| WHAT YOU ARE ASKED TO DO |
Quote all of the entries word for word.

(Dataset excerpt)
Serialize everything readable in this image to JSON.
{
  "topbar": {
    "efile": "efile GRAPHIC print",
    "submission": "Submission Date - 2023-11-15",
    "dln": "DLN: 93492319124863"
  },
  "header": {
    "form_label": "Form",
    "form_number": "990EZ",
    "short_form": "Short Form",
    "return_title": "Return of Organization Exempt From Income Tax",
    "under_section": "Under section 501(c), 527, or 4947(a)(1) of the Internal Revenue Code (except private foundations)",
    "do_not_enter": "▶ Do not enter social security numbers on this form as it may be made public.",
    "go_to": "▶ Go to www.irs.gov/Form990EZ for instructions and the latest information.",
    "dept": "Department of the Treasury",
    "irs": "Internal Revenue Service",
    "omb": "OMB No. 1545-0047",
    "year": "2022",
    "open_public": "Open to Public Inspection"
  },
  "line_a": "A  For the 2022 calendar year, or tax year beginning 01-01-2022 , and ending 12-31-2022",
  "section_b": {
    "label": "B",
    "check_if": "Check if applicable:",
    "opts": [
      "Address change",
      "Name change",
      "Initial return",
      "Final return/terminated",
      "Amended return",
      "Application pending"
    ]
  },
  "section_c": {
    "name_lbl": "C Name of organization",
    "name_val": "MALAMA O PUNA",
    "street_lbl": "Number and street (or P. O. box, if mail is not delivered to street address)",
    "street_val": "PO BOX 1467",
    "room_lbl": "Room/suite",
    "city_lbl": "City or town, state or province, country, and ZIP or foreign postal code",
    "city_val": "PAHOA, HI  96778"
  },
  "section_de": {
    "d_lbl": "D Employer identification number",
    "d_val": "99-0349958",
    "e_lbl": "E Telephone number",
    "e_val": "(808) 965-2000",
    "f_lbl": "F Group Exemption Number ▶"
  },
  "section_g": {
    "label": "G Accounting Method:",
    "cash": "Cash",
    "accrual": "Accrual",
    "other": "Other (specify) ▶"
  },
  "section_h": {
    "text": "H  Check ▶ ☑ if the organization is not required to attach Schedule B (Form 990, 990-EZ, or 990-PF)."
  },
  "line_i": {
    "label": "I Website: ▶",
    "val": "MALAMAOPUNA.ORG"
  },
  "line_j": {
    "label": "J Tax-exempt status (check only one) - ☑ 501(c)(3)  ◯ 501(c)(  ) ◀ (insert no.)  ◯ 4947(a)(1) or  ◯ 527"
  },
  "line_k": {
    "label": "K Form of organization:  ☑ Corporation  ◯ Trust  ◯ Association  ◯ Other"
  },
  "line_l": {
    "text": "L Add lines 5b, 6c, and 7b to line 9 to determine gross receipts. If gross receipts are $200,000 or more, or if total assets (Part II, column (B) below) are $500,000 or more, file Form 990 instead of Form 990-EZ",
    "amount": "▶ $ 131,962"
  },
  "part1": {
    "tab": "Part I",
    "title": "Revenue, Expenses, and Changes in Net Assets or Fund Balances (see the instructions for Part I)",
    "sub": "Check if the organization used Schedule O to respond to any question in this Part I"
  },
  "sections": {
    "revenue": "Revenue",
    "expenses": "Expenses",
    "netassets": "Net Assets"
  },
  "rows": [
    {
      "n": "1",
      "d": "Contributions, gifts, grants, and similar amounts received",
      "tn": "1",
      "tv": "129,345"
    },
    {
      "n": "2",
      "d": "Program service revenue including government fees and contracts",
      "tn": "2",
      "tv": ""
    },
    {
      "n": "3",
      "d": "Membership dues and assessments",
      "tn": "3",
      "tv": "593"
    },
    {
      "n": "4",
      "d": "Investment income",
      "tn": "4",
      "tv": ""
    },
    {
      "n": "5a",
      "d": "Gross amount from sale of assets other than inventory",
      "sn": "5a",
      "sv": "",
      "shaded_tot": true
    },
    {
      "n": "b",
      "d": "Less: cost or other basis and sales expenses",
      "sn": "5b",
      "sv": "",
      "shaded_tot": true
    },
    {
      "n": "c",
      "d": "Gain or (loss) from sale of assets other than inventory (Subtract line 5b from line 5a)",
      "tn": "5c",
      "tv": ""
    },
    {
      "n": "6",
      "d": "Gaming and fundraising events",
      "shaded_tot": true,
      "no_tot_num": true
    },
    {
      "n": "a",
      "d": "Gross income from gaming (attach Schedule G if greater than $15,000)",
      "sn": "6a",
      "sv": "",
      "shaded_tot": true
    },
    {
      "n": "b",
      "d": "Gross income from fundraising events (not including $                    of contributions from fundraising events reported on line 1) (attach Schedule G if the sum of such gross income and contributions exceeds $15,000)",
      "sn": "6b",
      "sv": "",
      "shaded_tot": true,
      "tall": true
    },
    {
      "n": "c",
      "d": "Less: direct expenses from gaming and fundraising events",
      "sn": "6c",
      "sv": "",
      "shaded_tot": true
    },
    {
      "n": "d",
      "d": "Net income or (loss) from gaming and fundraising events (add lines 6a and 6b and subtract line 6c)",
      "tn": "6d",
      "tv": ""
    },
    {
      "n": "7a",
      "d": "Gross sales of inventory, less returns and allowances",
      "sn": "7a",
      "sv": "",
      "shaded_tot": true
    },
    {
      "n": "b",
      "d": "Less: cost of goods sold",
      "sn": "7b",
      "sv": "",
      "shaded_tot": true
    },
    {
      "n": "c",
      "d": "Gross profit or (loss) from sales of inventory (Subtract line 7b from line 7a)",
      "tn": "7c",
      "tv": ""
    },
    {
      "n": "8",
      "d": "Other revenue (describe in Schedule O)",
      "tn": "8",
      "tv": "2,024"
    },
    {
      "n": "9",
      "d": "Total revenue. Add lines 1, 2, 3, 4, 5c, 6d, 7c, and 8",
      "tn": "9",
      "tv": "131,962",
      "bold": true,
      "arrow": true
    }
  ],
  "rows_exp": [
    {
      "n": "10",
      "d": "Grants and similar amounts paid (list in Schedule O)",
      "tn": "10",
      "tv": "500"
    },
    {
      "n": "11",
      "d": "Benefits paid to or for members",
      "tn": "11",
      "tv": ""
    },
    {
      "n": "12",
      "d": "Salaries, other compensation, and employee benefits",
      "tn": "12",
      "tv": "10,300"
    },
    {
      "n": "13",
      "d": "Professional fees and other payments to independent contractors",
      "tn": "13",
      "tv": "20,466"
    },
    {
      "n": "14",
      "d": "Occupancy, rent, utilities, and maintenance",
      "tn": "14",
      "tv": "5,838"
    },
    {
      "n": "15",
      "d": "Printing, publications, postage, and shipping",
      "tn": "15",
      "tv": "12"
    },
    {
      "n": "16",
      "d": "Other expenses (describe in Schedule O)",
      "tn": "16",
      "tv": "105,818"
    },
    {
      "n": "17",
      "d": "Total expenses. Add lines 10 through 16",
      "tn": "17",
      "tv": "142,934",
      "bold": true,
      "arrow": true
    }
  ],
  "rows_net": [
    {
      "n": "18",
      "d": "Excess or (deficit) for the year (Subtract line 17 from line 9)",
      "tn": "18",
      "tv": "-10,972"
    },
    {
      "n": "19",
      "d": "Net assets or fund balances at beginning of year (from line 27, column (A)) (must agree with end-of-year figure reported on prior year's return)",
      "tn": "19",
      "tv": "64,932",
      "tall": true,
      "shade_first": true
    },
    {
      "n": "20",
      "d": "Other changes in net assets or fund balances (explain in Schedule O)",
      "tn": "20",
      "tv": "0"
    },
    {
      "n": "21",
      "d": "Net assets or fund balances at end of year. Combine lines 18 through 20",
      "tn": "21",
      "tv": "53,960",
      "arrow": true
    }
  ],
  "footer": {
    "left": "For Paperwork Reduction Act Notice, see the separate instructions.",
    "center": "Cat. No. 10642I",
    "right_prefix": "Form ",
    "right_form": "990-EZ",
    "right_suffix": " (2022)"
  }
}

| SOLUTION |
Serialize everything readable in this image to JSON.
{
  "topbar": {
    "efile": "efile GRAPHIC print",
    "submission": "Submission Date - 2023-11-15",
    "dln": "DLN: 93492319124863"
  },
  "header": {
    "form_label": "Form",
    "form_number": "990EZ",
    "short_form": "Short Form",
    "return_title": "Return of Organization Exempt From Income Tax",
    "under_section": "Under section 501(c), 527, or 4947(a)(1) of the Internal Revenue Code (except private foundations)",
    "do_not_enter": "▶ Do not enter social security numbers on this form as it may be made public.",
    "go_to": "▶ Go to www.irs.gov/Form990EZ for instructions and the latest information.",
    "dept": "Department of the Treasury",
    "irs": "Internal Revenue Service",
    "omb": "OMB No. 1545-0047",
    "year": "2022",
    "open_public": "Open to Public Inspection"
  },
  "line_a": "A  For the 2022 calendar year, or tax year beginning 01-01-2022 , and ending 12-31-2022",
  "section_b": {
    "label": "B",
    "check_if": "Check if applicable:",
    "opts": [
      "Address change",
      "Name change",
      "Initial return",
      "Final return/terminated",
      "Amended return",
      "Application pending"
    ]
  },
  "section_c": {
    "name_lbl": "C Name of organization",
    "name_val": "MALAMA O PUNA",
    "street_lbl": "Number and street (or P. O. box, if mail is not delivered to street address)",
    "street_val": "PO BOX 1467",
    "room_lbl": "Room/suite",
    "city_lbl": "City or town, state or province, country, and ZIP or foreign postal code",
    "city_val": "PAHOA, HI  96778"
  },
  "section_de": {
    "d_lbl": "D Employer identification number",
    "d_val": "99-0349958",
    "e_lbl": "E Telephone number",
    "e_val": "(808) 965-2000",
    "f_lbl": "F Group Exemption Number ▶"
  },
  "section_g": {
    "label": "G Accounting Method:",
    "cash": "Cash",
    "accrual": "Accrual",
    "other": "Other (specify) ▶"
  },
  "section_h": {
    "text": "H  Check ▶ ☑ if the organization is not required to attach Schedule B (Form 990, 990-EZ, or 990-PF)."
  },
  "line_i": {
    "label": "I Website: ▶",
    "val": "MALAMAOPUNA.ORG"
  },
  "line_j": {
    "label": "J Tax-exempt status (check only one) - ☑ 501(c)(3)  ◯ 501(c)(  ) ◀ (insert no.)  ◯ 4947(a)(1) or  ◯ 527"
  },
  "line_k": {
    "label": "K Form of organization:  ☑ Corporation  ◯ Trust  ◯ Association  ◯ Other"
  },
  "line_l": {
    "text": "L Add lines 5b, 6c, and 7b to line 9 to determine gross receipts. If gross receipts are $200,000 or more, or if total assets (Part II, column (B) below) are $500,000 or more, file Form 990 instead of Form 990-EZ",
    "amount": "▶ $ 131,962"
  },
  "part1": {
    "tab": "Part I",
    "title": "Revenue, Expenses, and Changes in Net Assets or Fund Balances (see the instructions for Part I)",
    "sub": "Check if the organization used Schedule O to respond to any question in this Part I"
  },
  "sections": {
    "revenue": "Revenue",
    "expenses": "Expenses",
    "netassets": "Net Assets"
  },
  "rows": [
    {
      "n": "1",
      "d": "Contributions, gifts, grants, and similar amounts received",
      "tn": "1",
      "tv": "129,345"
    },
    {
      "n": "2",
      "d": "Program service revenue including government fees and contracts",
      "tn": "2",
      "tv": ""
    },
    {
      "n": "3",
      "d": "Membership dues and assessments",
      "tn": "3",
      "tv": "593"
    },
    {
      "n": "4",
      "d": "Investment income",
      "tn": "4",
      "tv": ""
    },
    {
      "n": "5a",
      "d": "Gross amount from sale of assets other than inventory",
      "sn": "5a",
      "sv": "",
      "shaded_tot": true
    },
    {
      "n": "b",
      "d": "Less: cost or other basis and sales expenses",
      "sn": "5b",
      "sv": "",
      "shaded_tot": true
    },
    {
      "n": "c",
      "d": "Gain or (loss) from sale of assets other than inventory (Subtract line 5b from line 5a)",
      "tn": "5c",
      "tv": ""
    },
    {
      "n": "6",
      "d": "Gaming and fundraising events",
      "shaded_tot": true,
      "no_tot_num": true
    },
    {
      "n": "a",
      "d": "Gross income from gaming (attach Schedule G if greater than $15,000)",
      "sn": "6a",
      "sv": "",
      "shaded_tot": true
    },
    {
      "n": "b",
      "d": "Gross income from fundraising events (not including $                    of contributions from fundraising events reported on line 1) (attach Schedule G if the sum of such gross income and contributions exceeds $15,000)",
      "sn": "6b",
      "sv": "",
      "shaded_tot": true,
      "tall": true
    },
    {
      "n": "c",
      "d": "Less: direct expenses from gaming and fundraising events",
      "sn": "6c",
      "sv": "",
      "shaded_tot": true
    },
    {
      "n": "d",
      "d": "Net income or (loss) from gaming and fundraising events (add lines 6a and 6b and subtract line 6c)",
      "tn": "6d",
      "tv": ""
    },
    {
      "n": "7a",
      "d": "Gross sales of inventory, less returns and allowances",
      "sn": "7a",
      "sv": "",
      "shaded_tot": true
    },
    {
      "n": "b",
      "d": "Less: cost of goods sold",
      "sn": "7b",
      "sv": "",
      "shaded_tot": true
    },
    {
      "n": "c",
      "d": "Gross profit or (loss) from sales of inventory (Subtract line 7b from line 7a)",
      "tn": "7c",
      "tv": ""
    },
    {
      "n": "8",
      "d": "Other revenue (describe in Schedule O)",
      "tn": "8",
      "tv": "2,024"
    },
    {
      "n": "9",
      "d": "Total revenue. Add lines 1, 2, 3, 4, 5c, 6d, 7c, and 8",
      "tn": "9",
      "tv": "131,962",
      "bold": true,
      "arrow": true
    }
  ],
  "rows_exp": [
    {
      "n": "10",
      "d": "Grants and similar amounts paid (list in Schedule O)",
      "tn": "10",
      "tv": "500"
    },
    {
      "n": "11",
      "d": "Benefits paid to or for members",
      "tn": "11",
      "tv": ""
    },
    {
      "n": "12",
      "d": "Salaries, other compensation, and employee benefits",
      "tn": "12",
      "tv": "10,300"
    },
    {
      "n": "13",
      "d": "Professional fees and other payments to independent contractors",
      "tn": "13",
      "tv": "20,466"
    },
    {
      "n": "14",
      "d": "Occupancy, rent, utilities, and maintenance",
      "tn": "14",
      "tv": "5,838"
    },
    {
      "n": "15",
      "d": "Printing, publications, postage, and shipping",
      "tn": "15",
      "tv": "12"
    },
    {
      "n": "16",
      "d": "Other expenses (describe in Schedule O)",
      "tn": "16",
      "tv": "105,818"
    },
    {
      "n": "17",
      "d": "Total expenses. Add lines 10 through 16",
      "tn": "17",
      "tv": "142,934",
      "bold": true,
      "arrow": true
    }
  ],
  "rows_net": [
    {
      "n": "18",
      "d": "Excess or (deficit) for the year (Subtract line 17 from line 9)",
      "tn": "18",
      "tv": "-10,972"
    },
    {
      "n": "19",
      "d": "Net assets or fund balances at beginning of year (from line 27, column (A)) (must agree with end-of-year figure reported on prior year's return)",
      "tn": "19",
      "tv": "64,932",
      "tall": true,
      "shade_first": true
    },
    {
      "n": "20",
      "d": "Other changes in net assets or fund balances (explain in Schedule O)",
      "tn": "20",
      "tv": "0"
    },
    {
      "n": "21",
      "d": "Net assets or fund balances at end of year. Combine lines 18 through 20",
      "tn": "21",
      "tv": "53,960",
      "arrow": true
    }
  ],
  "footer": {
    "left": "For Paperwork Reduction Act Notice, see the separate instructions.",
    "center": "Cat. No. 10642I",
    "right_prefix": "Form ",
    "right_form": "990-EZ",
    "right_suffix": " (2022)"
  }
}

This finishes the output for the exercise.